What you are asked to do:
Copy every line that holds "title".

Data for processing:
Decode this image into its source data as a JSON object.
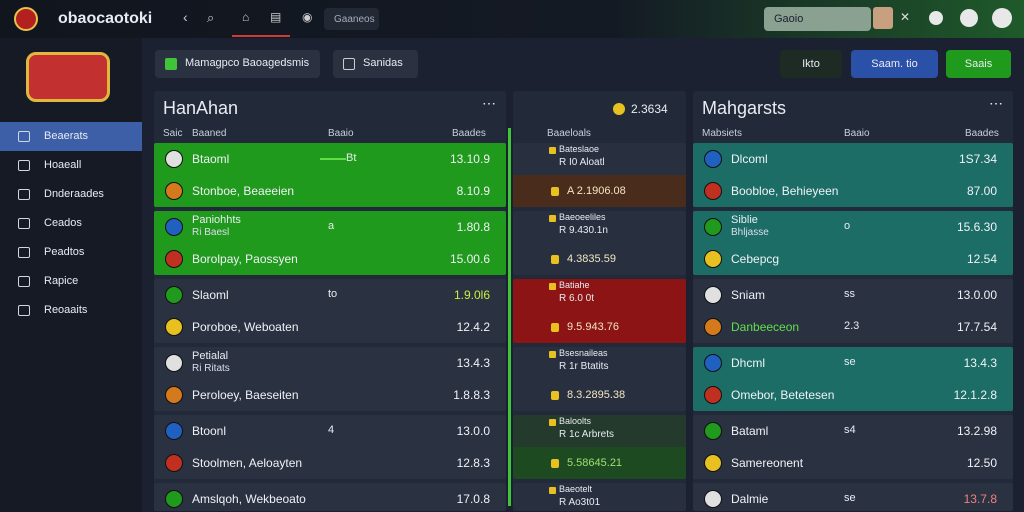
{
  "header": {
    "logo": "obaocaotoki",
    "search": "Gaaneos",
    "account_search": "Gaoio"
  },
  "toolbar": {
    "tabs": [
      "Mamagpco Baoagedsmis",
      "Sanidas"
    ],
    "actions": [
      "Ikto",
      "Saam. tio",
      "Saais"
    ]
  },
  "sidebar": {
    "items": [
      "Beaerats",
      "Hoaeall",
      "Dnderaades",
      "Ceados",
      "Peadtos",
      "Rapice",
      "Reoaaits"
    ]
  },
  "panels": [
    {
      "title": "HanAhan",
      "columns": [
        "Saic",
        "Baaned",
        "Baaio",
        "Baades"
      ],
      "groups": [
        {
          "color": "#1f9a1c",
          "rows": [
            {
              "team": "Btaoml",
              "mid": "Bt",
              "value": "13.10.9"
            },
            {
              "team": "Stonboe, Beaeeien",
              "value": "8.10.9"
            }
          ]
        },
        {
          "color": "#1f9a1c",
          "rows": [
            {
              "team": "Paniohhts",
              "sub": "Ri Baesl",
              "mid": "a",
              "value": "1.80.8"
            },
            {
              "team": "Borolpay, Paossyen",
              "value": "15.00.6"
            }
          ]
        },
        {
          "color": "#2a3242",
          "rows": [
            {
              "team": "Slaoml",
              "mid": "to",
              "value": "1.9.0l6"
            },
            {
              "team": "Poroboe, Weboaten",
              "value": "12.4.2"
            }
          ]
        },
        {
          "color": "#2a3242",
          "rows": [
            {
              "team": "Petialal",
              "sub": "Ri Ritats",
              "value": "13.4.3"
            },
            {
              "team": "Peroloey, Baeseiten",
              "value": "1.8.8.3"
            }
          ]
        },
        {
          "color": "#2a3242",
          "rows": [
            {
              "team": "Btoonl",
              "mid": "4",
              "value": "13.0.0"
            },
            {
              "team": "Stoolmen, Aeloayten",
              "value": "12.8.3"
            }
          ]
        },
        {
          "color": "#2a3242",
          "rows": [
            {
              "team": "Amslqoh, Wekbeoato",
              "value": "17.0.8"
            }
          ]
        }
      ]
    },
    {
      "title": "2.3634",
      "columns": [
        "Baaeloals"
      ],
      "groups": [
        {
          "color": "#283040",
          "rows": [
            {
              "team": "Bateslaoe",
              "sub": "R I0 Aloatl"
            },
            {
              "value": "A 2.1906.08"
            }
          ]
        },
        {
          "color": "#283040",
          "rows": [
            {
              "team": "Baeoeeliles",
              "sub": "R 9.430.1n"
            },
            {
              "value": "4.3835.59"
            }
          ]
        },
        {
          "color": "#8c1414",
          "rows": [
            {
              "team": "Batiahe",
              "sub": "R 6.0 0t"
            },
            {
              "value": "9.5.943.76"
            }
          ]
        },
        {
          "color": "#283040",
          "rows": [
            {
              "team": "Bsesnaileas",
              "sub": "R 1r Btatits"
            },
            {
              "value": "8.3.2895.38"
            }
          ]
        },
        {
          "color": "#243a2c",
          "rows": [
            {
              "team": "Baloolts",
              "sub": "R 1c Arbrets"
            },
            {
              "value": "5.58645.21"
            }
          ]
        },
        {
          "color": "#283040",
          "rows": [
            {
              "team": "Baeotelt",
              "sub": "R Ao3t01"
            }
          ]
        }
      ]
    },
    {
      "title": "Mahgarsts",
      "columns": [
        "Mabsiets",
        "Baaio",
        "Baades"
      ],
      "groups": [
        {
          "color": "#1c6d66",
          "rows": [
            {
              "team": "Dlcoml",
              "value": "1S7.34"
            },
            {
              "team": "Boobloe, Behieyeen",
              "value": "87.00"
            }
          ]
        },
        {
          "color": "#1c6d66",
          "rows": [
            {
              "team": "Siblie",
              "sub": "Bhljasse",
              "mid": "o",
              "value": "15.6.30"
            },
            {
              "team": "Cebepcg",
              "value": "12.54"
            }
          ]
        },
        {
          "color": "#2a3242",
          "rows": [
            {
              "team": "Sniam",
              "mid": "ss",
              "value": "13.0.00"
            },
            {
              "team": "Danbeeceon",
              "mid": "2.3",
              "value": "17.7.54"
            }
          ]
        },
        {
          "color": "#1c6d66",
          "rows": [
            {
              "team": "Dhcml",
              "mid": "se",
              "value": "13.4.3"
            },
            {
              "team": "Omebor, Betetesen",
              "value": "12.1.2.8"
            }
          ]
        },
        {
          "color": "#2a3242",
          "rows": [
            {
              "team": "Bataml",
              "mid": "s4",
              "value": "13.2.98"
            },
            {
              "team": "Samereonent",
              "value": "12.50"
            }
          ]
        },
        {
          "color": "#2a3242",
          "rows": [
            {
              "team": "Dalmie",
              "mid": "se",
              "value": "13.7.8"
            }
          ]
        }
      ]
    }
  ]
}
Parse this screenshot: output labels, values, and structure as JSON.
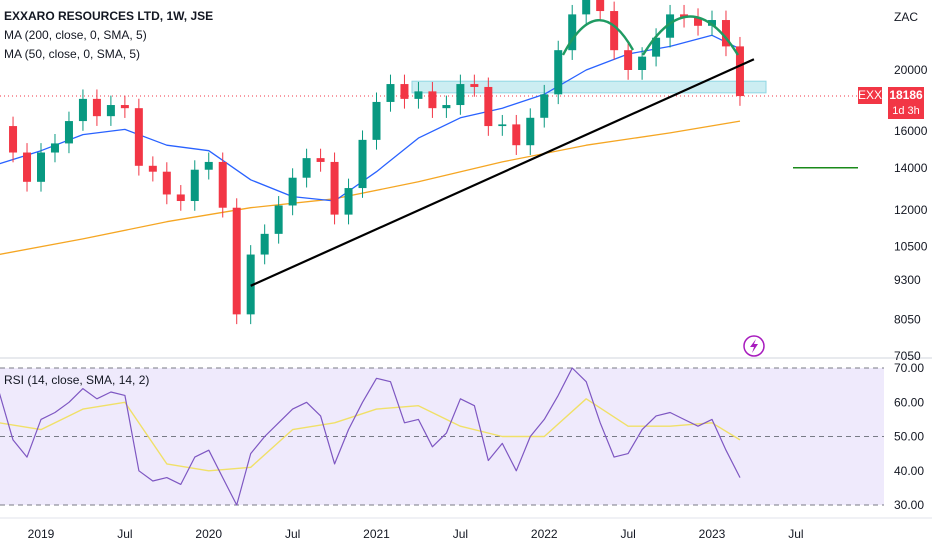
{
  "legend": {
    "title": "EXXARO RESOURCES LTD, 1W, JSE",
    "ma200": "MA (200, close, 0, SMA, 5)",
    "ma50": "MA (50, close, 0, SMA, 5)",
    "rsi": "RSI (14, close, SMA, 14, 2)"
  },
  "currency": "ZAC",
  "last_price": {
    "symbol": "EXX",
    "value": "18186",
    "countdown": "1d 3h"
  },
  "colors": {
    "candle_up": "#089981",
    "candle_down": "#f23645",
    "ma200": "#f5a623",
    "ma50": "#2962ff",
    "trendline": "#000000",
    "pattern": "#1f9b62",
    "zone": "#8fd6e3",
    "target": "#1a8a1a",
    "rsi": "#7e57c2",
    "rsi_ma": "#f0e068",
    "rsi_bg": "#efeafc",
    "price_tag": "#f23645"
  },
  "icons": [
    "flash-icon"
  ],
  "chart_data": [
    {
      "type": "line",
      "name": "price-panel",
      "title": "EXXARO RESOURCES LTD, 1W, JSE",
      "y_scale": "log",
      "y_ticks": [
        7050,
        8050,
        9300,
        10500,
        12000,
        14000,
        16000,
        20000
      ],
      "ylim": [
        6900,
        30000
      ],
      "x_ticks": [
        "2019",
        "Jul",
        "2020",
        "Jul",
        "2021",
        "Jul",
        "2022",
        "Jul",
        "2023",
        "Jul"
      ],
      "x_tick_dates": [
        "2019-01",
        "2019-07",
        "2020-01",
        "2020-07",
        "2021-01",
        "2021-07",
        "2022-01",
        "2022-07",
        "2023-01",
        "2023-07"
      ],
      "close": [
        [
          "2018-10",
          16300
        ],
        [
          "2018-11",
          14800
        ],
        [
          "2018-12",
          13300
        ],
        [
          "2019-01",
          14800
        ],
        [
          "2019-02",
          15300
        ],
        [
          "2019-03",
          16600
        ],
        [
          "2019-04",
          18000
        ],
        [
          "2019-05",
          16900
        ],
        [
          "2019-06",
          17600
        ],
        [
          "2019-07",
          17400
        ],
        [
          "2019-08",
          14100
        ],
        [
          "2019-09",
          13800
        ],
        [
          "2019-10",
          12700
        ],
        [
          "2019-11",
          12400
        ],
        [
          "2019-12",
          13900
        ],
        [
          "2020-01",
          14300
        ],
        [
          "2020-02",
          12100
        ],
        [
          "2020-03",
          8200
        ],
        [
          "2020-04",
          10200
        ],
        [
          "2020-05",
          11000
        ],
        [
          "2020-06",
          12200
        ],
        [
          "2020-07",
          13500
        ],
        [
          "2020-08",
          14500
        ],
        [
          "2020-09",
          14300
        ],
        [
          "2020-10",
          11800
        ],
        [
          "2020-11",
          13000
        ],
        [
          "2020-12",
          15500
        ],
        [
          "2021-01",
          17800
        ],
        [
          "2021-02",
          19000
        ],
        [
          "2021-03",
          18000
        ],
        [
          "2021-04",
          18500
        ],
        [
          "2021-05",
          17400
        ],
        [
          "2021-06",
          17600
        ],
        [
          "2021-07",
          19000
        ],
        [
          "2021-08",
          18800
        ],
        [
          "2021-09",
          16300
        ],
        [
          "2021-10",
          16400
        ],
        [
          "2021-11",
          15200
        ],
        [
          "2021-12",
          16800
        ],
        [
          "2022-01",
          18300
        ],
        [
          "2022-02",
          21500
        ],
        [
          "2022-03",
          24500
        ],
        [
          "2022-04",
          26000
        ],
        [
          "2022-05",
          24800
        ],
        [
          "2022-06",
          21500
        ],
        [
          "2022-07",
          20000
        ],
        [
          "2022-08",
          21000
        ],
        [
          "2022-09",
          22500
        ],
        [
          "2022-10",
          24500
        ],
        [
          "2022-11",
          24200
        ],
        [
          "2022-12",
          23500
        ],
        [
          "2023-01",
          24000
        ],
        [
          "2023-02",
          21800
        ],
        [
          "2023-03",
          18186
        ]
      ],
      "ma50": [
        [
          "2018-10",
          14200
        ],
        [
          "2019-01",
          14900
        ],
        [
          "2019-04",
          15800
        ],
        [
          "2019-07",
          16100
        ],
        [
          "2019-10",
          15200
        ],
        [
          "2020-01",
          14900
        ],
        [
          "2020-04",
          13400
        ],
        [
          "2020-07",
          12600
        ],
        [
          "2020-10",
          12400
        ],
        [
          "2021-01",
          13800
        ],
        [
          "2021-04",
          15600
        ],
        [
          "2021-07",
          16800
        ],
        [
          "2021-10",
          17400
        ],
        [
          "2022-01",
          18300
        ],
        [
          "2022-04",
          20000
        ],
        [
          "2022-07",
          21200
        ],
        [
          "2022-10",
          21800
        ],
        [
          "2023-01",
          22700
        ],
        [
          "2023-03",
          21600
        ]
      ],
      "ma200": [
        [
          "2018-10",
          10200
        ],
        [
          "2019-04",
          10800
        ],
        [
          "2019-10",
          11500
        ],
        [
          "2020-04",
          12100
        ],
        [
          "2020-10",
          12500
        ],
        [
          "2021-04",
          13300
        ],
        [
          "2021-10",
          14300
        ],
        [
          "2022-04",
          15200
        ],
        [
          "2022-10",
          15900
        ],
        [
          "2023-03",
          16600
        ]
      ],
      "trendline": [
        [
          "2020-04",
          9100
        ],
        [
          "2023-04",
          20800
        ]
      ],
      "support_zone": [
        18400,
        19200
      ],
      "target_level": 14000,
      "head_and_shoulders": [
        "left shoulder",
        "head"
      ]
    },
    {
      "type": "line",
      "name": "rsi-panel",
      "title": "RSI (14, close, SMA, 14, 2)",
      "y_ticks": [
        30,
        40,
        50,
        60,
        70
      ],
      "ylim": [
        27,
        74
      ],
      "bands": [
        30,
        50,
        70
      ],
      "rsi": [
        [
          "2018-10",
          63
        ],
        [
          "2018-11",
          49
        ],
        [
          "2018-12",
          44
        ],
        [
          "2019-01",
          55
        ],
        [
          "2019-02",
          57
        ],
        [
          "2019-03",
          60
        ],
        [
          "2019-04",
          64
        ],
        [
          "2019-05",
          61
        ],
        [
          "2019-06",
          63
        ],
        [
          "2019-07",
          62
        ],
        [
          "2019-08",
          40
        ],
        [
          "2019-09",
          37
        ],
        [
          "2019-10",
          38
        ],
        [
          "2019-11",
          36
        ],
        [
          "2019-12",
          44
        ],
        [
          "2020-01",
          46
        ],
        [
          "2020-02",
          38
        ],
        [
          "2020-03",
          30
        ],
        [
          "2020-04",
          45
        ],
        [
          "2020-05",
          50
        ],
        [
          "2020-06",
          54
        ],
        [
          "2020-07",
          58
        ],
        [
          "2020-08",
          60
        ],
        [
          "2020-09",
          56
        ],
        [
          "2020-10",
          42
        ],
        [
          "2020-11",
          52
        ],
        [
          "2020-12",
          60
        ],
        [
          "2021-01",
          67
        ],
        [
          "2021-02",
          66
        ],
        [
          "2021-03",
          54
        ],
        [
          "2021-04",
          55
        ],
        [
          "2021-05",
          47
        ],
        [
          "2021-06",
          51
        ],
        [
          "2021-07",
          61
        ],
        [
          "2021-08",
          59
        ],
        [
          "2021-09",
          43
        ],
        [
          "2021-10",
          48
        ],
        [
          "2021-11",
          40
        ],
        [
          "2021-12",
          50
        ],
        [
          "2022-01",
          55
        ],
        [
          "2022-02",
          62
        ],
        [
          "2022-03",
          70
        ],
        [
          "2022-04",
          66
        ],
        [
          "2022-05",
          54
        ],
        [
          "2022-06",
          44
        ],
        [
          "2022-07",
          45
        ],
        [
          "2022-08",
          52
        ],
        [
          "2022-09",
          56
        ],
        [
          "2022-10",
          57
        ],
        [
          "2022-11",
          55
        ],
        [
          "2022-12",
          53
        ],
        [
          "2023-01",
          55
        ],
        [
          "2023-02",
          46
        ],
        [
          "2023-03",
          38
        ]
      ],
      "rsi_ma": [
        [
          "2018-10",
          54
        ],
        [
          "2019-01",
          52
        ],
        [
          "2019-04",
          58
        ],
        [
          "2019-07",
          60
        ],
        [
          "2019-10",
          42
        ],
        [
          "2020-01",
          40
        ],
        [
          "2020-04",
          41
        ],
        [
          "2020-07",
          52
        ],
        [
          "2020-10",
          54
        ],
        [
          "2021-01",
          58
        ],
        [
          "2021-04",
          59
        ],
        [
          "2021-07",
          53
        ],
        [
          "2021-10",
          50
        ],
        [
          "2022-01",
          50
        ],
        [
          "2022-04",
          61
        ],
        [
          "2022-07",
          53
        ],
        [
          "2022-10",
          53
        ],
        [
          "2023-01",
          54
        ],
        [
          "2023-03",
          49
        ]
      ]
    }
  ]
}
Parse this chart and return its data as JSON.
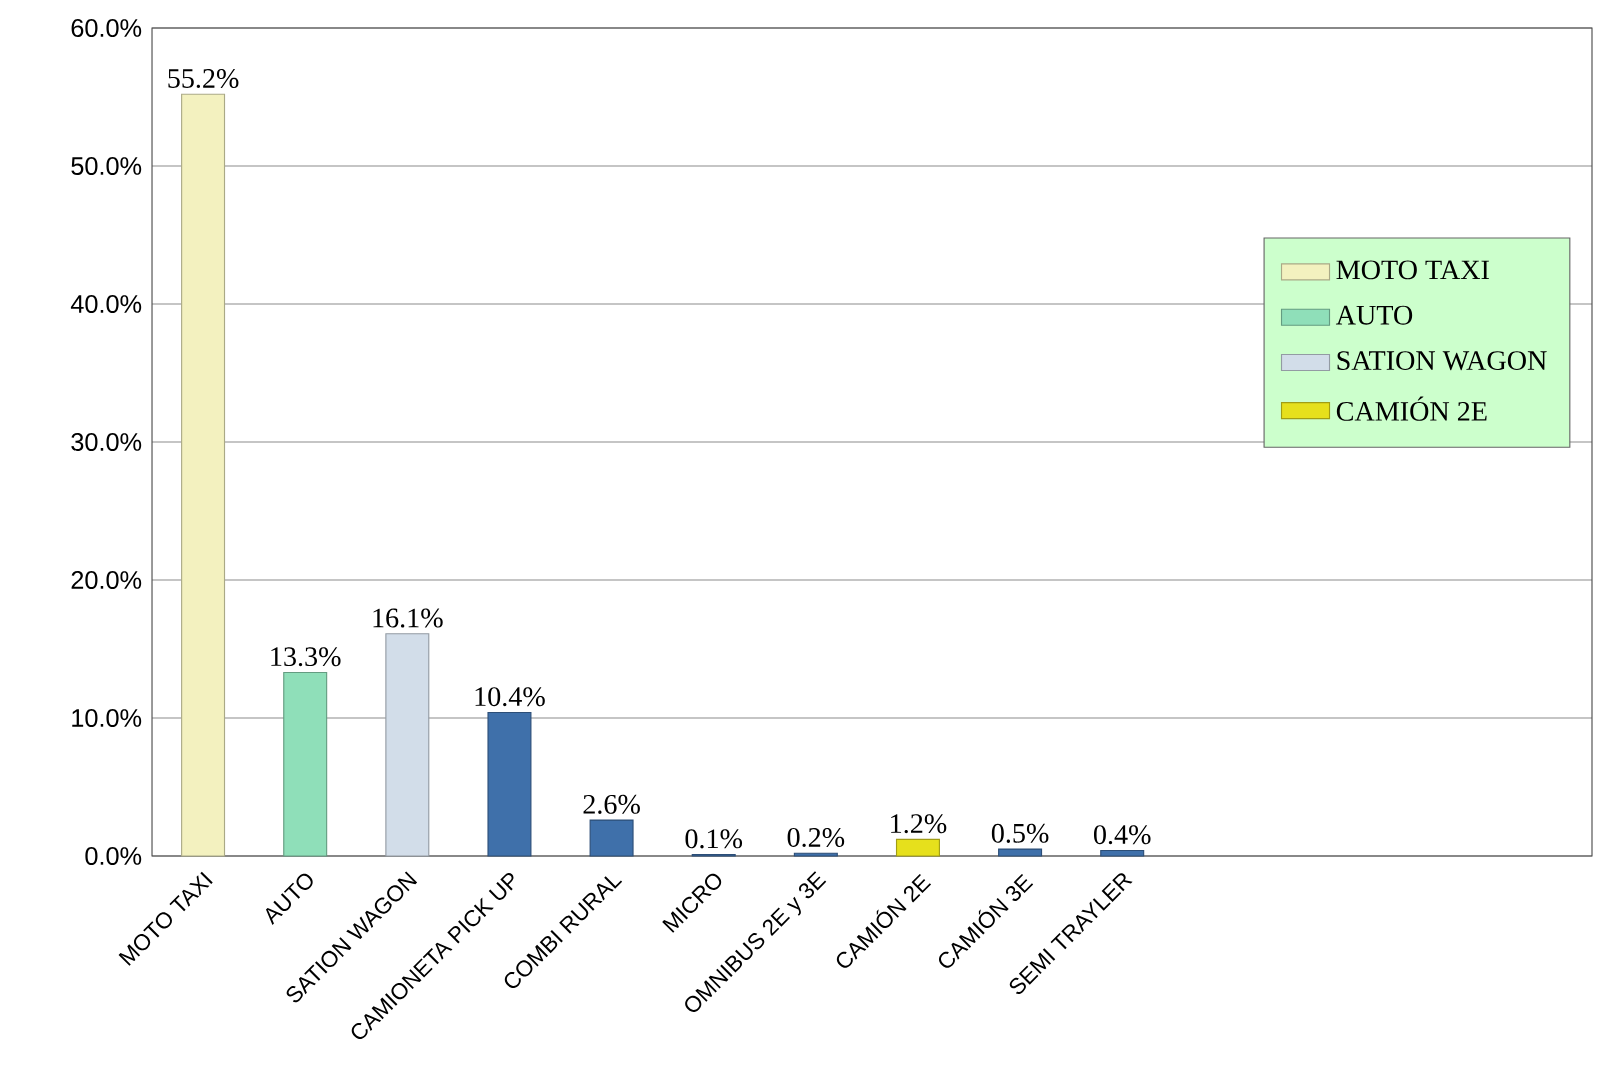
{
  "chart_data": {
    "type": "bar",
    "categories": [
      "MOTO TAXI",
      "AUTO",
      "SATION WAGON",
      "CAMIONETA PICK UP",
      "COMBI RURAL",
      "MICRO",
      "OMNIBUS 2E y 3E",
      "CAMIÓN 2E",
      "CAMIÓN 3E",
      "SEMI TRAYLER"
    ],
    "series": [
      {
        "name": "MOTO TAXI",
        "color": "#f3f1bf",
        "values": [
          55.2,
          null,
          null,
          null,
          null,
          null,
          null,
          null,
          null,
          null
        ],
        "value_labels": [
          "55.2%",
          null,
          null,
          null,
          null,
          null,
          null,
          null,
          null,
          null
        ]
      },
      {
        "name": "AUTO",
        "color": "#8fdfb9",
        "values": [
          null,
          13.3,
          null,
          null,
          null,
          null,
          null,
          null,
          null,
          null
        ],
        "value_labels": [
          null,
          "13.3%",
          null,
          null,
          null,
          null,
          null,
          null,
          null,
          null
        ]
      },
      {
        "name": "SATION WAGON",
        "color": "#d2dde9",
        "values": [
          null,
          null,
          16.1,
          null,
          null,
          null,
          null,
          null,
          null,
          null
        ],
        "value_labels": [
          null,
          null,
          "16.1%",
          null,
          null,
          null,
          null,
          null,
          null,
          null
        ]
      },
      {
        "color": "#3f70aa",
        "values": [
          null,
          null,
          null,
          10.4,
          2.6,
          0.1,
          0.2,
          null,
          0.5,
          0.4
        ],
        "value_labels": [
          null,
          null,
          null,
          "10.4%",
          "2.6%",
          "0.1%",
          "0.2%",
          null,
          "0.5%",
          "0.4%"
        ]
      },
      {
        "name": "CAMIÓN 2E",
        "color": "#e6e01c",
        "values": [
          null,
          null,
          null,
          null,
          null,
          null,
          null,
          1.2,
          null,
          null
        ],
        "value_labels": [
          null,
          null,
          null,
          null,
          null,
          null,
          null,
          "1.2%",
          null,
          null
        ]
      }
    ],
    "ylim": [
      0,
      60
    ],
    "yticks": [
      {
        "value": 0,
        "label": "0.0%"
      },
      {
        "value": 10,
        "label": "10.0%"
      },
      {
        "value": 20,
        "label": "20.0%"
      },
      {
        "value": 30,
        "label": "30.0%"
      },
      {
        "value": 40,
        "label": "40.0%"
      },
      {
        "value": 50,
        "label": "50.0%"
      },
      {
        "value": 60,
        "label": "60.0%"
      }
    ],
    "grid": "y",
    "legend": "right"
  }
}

The output:
      "title": "HanAhan",
      "title": "2.3634",
      "title": "Mahgarsts",
    "title": "EXXARO RESOURCES LTD, 1W, JSE",
      "title": "EXXARO RESOURCES LTD, 1W, JSE",
      "title": "RSI (14, close, SMA, 14, 2)",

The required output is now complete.